**Supplied records**.
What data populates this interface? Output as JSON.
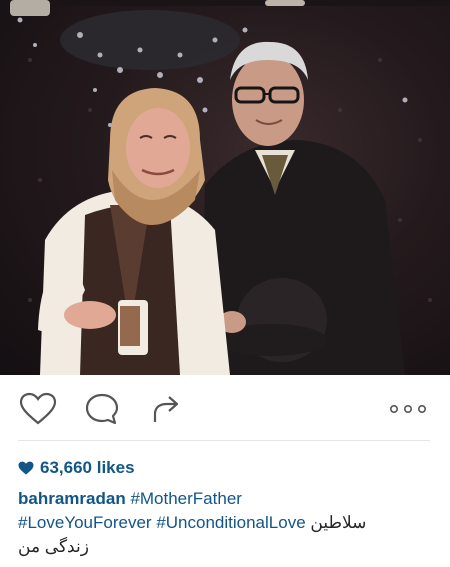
{
  "post": {
    "photo": {
      "description_icon": "photo-couple"
    },
    "actions": {
      "like_icon": "heart-outline-icon",
      "comment_icon": "speech-bubble-icon",
      "share_icon": "share-arrow-icon",
      "more_icon": "more-dots-icon"
    },
    "likes": {
      "count_text": "63,660 likes",
      "color": "#125688"
    },
    "caption": {
      "username": "bahramradan",
      "tag1": "#MotherFather",
      "tag2": "#LoveYouForever",
      "tag3": "#UnconditionalLove",
      "persian_1": "سلاطین",
      "persian_2": "زندگی من"
    }
  }
}
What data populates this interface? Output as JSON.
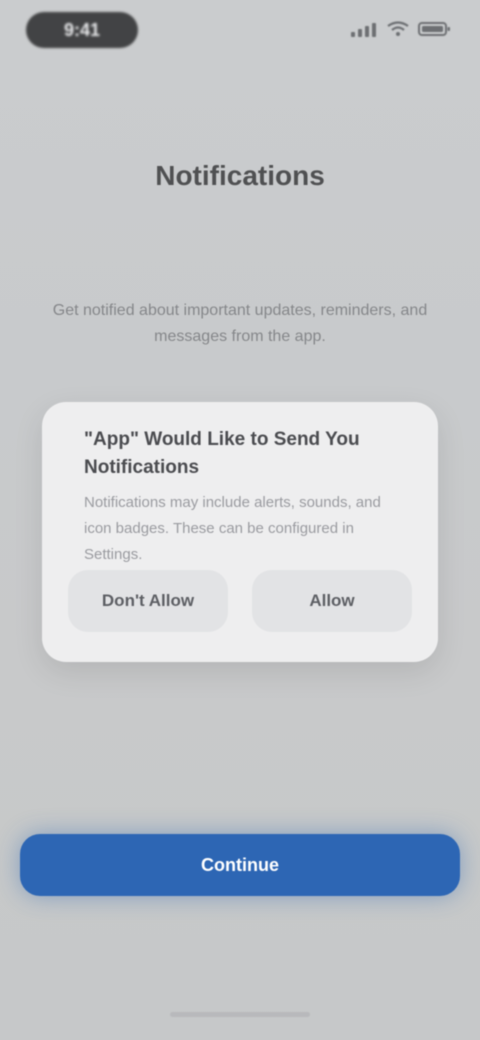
{
  "status_bar": {
    "time": "9:41"
  },
  "page": {
    "title": "Notifications",
    "description": "Get notified about important updates, reminders, and messages from the app."
  },
  "dialog": {
    "title": "\"App\" Would Like to Send You Notifications",
    "message": "Notifications may include alerts, sounds, and icon badges. These can be configured in Settings.",
    "buttons": {
      "deny": "Don't Allow",
      "allow": "Allow"
    }
  },
  "actions": {
    "continue": "Continue"
  },
  "icons": {
    "signal": "signal-icon",
    "wifi": "wifi-icon",
    "battery": "battery-icon"
  },
  "colors": {
    "background": "#cfd0d2",
    "primary": "#2d66b4",
    "dialog": "#eeeeef"
  }
}
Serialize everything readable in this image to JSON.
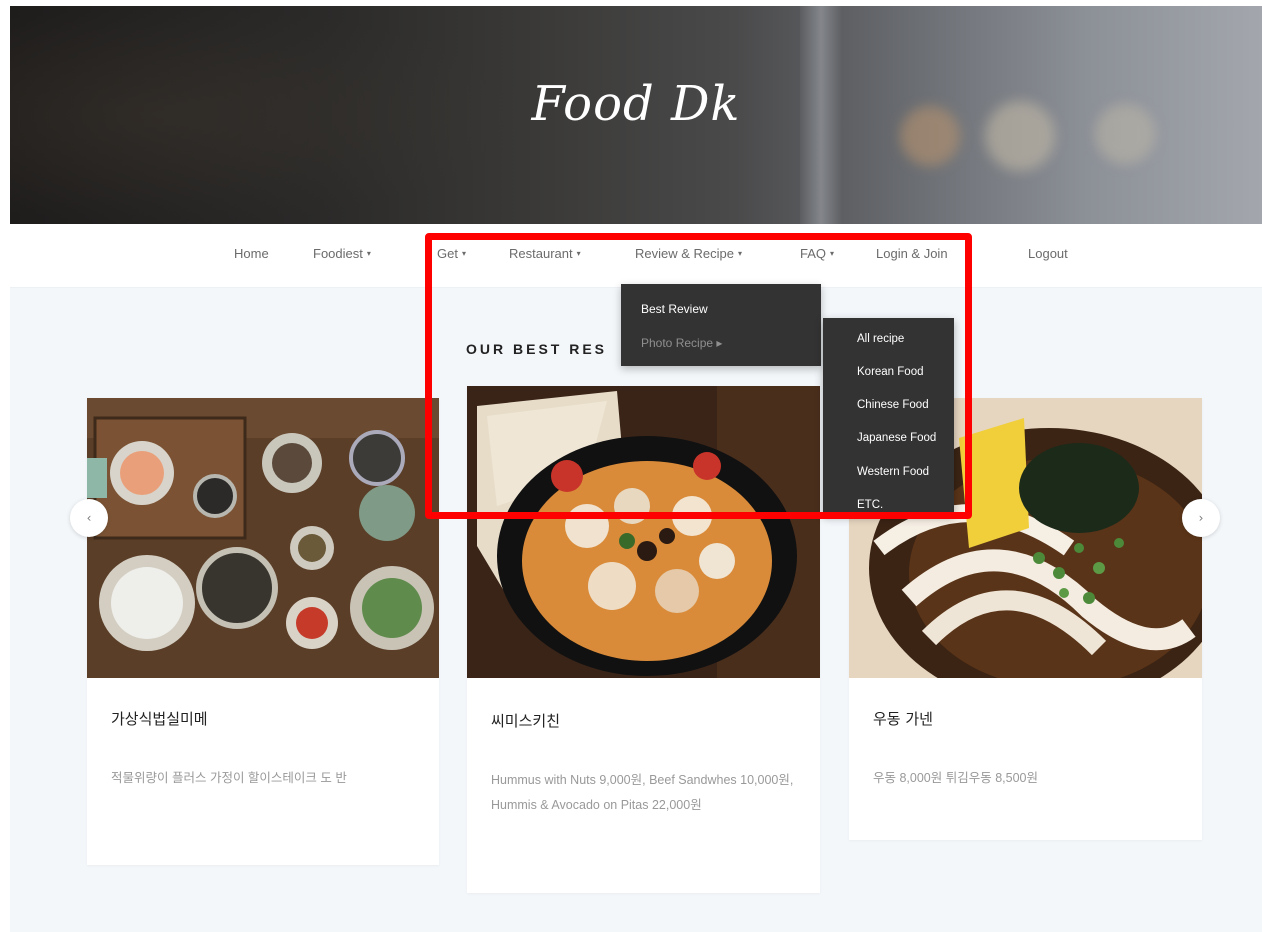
{
  "hero": {
    "logo": "Food Dk"
  },
  "nav": {
    "items": [
      {
        "label": "Home",
        "has_caret": false
      },
      {
        "label": "Foodiest",
        "has_caret": true
      },
      {
        "label": "Get",
        "has_caret": true
      },
      {
        "label": "Restaurant",
        "has_caret": true
      },
      {
        "label": "Review & Recipe",
        "has_caret": true
      },
      {
        "label": "FAQ",
        "has_caret": true
      },
      {
        "label": "Login & Join",
        "has_caret": false
      },
      {
        "label": "Logout",
        "has_caret": false
      }
    ],
    "caret": "▾"
  },
  "section": {
    "title": "OUR BEST RES"
  },
  "dropdown": {
    "items": [
      "Best Review",
      "Photo Recipe ▸"
    ],
    "submenu": [
      "All recipe",
      "Korean Food",
      "Chinese Food",
      "Japanese Food",
      "Western Food",
      "ETC."
    ]
  },
  "cards": [
    {
      "title": "가상식법실미메",
      "desc": "적물위량이 플러스 가정이 할이스테이크 도 반"
    },
    {
      "title": "씨미스키친",
      "desc": "Hummus with Nuts 9,000원, Beef Sandwhes 10,000원, Hummis & Avocado on Pitas 22,000원"
    },
    {
      "title": "우동 가넨",
      "desc": "우동 8,000원 튀김우동 8,500원"
    }
  ],
  "arrows": {
    "prev": "‹",
    "next": "›"
  },
  "colors": {
    "dropdown_bg": "#333333",
    "highlight": "#ff0000",
    "page_bg": "#f3f7fa"
  }
}
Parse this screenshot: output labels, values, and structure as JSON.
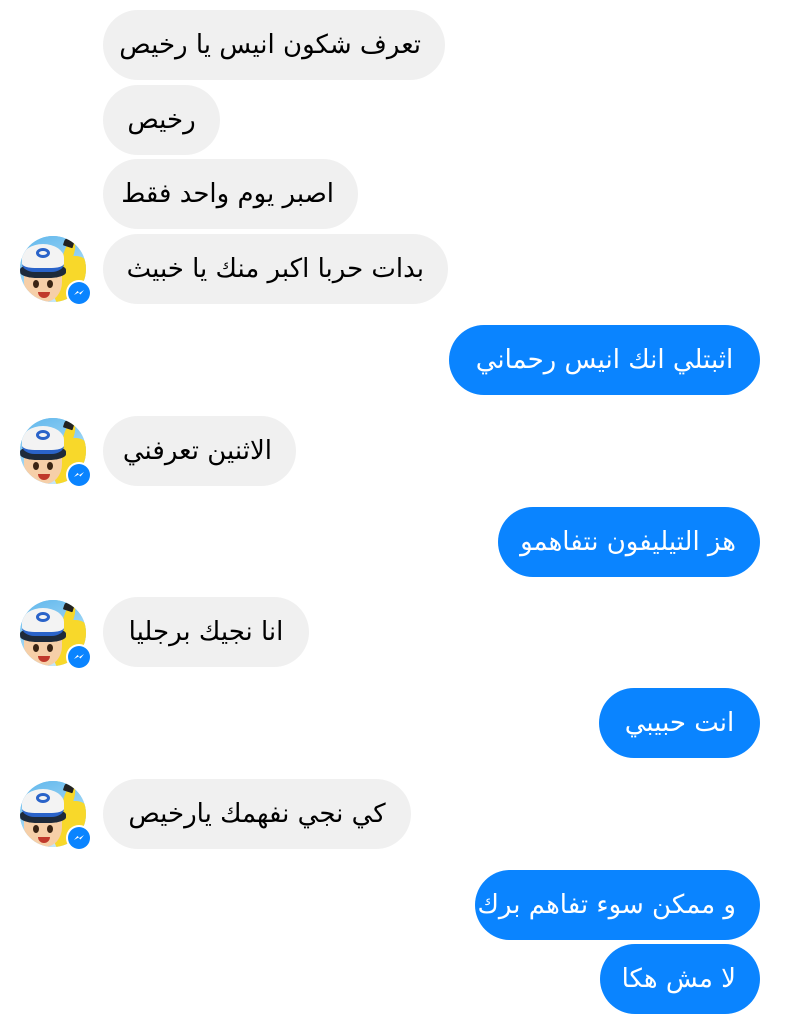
{
  "conversation": {
    "messages": [
      {
        "sender": "contact",
        "text": "تعرف شكون انيس يا رخيص"
      },
      {
        "sender": "contact",
        "text": "رخيص"
      },
      {
        "sender": "contact",
        "text": "اصبر يوم واحد فقط"
      },
      {
        "sender": "contact",
        "text": "بدات حربا اكبر منك يا خبيث"
      },
      {
        "sender": "me",
        "text": "اثبتلي انك انيس رحماني"
      },
      {
        "sender": "contact",
        "text": "الاثنين تعرفني"
      },
      {
        "sender": "me",
        "text": "هز التيليفون نتفاهمو"
      },
      {
        "sender": "contact",
        "text": "انا نجيك برجليا"
      },
      {
        "sender": "me",
        "text": "انت حبيبي"
      },
      {
        "sender": "contact",
        "text": "كي نجي نفهمك يارخيص"
      },
      {
        "sender": "me",
        "text": "و ممكن سوء تفاهم برك"
      },
      {
        "sender": "me",
        "text": "لا مش هكا"
      }
    ]
  },
  "avatar": {
    "icon": "contact-avatar-ash-pikachu",
    "badge_icon": "messenger-icon"
  },
  "colors": {
    "incoming_bubble": "#f0f0f0",
    "outgoing_bubble": "#0a84ff",
    "incoming_text": "#000000",
    "outgoing_text": "#ffffff",
    "background": "#ffffff"
  }
}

**Your instructions**. Which lines include the word "avatar"? List them all.

**In response**.
  "avatar": {
    "icon": "contact-avatar-ash-pikachu",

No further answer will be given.